抜粋
·····
牛田:今の二人の話はそれぞれのシュプレヒコールに反映されてるんです。小林は「憲法守れ!」って言ってて、アチキちゃんは「勝手に決めるな!」って言ってる。これが二つのダメなところで、一つはプロセス。法案の通し方自体が民主的じゃない。それから法案の中身も立憲主義的じゃない。過程だけじゃなく中身も違憲でダブルにダメなんですよ。
 だから何がダメ?って聞かれても、全部ダメって言うしかないんですけど、それが最大の問題です。それからたとえば「中国の脅威」とか、安全保障の政策としてもおかしいってことを、これから奥田くんが言います。

奥田:(笑)コバタクが言ってるのは、国家権力というのは暴力装置で、暴力を唯一使えてコントロール出来る機関なんですよね。だから警察の存在を否定する人はいない。自衛隊はグレイだけど、でもたとえば北朝鮮が攻めて来た時にも発砲しちゃいけないと思ってる人もいないんですよ。ただし、その(今回の法整備によって)ストッパーが無くなることは、ただ単に“武力行使出来るようになる”ことよりもヤバいこと起こってくると思うんです。つまり憲法の歯止めがないままに一内閣が決定しちゃうことでどんな戦争にも参加できてしまう。武力行使に関して、いつ出来るか、どういうふうに使うかということを、ぶっちゃけ内閣に一任しちゃうという状況は、「国家が集団的自衛権を使えるとか武力行使を出来る」ということよりとは次元が違うおかしさだと思う。
·····
提示資料
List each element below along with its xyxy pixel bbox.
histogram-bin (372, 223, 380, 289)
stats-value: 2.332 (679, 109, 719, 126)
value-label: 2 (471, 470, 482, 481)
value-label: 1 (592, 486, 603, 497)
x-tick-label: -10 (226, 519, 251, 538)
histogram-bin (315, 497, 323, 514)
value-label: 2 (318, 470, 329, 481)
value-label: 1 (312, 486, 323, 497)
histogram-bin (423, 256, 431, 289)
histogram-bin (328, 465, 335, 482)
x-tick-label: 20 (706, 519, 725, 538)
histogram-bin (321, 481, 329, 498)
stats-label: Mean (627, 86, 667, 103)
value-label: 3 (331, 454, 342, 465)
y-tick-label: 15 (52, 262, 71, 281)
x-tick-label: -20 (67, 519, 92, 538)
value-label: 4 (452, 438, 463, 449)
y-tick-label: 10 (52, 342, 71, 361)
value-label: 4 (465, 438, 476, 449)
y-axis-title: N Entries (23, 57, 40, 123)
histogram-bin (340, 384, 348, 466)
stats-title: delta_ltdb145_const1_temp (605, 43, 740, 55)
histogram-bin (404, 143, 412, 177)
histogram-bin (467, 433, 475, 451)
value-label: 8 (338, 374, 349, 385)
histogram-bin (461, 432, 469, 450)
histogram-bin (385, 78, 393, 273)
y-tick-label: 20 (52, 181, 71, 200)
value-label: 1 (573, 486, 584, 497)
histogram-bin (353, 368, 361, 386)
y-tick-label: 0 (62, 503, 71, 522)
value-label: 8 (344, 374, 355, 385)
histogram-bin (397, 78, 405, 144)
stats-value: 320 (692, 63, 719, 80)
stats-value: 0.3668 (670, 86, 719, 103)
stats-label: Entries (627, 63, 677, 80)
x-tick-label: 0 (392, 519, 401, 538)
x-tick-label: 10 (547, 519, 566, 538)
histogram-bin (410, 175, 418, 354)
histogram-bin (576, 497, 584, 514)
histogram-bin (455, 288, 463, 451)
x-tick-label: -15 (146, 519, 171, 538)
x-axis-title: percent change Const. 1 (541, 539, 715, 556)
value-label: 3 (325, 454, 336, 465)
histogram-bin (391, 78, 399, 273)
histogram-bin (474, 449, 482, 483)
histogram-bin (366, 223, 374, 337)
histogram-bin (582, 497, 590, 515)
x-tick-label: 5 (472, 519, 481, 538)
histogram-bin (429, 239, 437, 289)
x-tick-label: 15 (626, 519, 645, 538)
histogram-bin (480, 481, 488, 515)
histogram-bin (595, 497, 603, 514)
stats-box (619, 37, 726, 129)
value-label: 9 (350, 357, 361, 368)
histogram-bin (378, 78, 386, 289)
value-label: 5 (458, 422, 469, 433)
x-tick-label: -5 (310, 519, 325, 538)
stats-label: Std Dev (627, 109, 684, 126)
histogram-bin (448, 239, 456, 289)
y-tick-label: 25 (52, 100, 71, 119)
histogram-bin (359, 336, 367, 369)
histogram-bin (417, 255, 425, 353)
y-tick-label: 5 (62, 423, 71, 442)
·····
記述問題 1
リストの冒頭の行から「y-tick-label: 15 (52, 262, 71, 281)」を含む行までを、両端の行も含めて一字一句そのまま書き写してもらえますか?
記述問題 2
安全保障法制をめぐる対談の抜粋を、最後の文の後から書き継いでもらえますか?

解答 1
List each element below along with its xyxy pixel bbox.
histogram-bin (372, 223, 380, 289)
stats-value: 2.332 (679, 109, 719, 126)
value-label: 2 (471, 470, 482, 481)
value-label: 1 (592, 486, 603, 497)
x-tick-label: -10 (226, 519, 251, 538)
histogram-bin (315, 497, 323, 514)
value-label: 2 (318, 470, 329, 481)
value-label: 1 (312, 486, 323, 497)
histogram-bin (423, 256, 431, 289)
histogram-bin (328, 465, 335, 482)
x-tick-label: 20 (706, 519, 725, 538)
histogram-bin (321, 481, 329, 498)
stats-label: Mean (627, 86, 667, 103)
value-label: 3 (331, 454, 342, 465)
y-tick-label: 15 (52, 262, 71, 281)

解答 2
 安全保障上の議論で言っても、たとえば今回、兵站=後方支援の活動をするということですけど、後方支援の活動と言ったら、国際法上、武力行使と一体なわけなんですね。“武力行使と一体”ということは、即ち憲法九条に反しているんです。しかも兵站活動は戦場ではいちばん狙われる。兵站を叩いて最前線をすっからかんにするというのが戦場のセオリーなわけで、政府が「後方支援だからいいじゃないか」というのは間違っている。たとえば日本に攻撃してる敵国の後方で補給部隊が支援してる時、普通はこれ(補給部隊)を攻撃するじゃないですか。でも今回の政府解釈だと、「兵站活動は武力行使じゃないので攻撃してはならない、攻撃できない」と言い始めたんです。それって国防上で考えてもおかしいでしょう。本来、個別的自衛権で両方対応できるのに、それを個別的自衛権で対応しませんって言い始めたということは、むしろ国防上も危なくなるんじゃないですか? 
 それから、後方支援やPKOでも武器を使えるようにするということで、これから武器を揃えなきゃいけない、訓練しなきゃならないのに「軍事費は上げない」って言ってるんです。嘘だと思いますけど、軍事費を上げないまま海外に派兵していくことになると、結果的に日本の国防や周辺領域に関しては使える予算が減るわけですよね。海外の戦争に行くことで自国の防衛が手薄になる?
 というふうに、相手の議論に乗ってあげるとしても、「中国が、北朝鮮が」って言ってることと、作られようとしている法律がかなり違うんじゃないですか。
 僕がいちばんまずいと思ってるのは、「新三要件があるから歯止めが利きます」と言ってることも、こないだのDOMMUNEでも”カッパくん”というのが紹介したんですけど、新三要件の第二と第三が法律に明文化されてない。つまり法律の専門家が見たら、パッケージで言ってることと法律の内容があまりにかけ離れているからこれは無理だと。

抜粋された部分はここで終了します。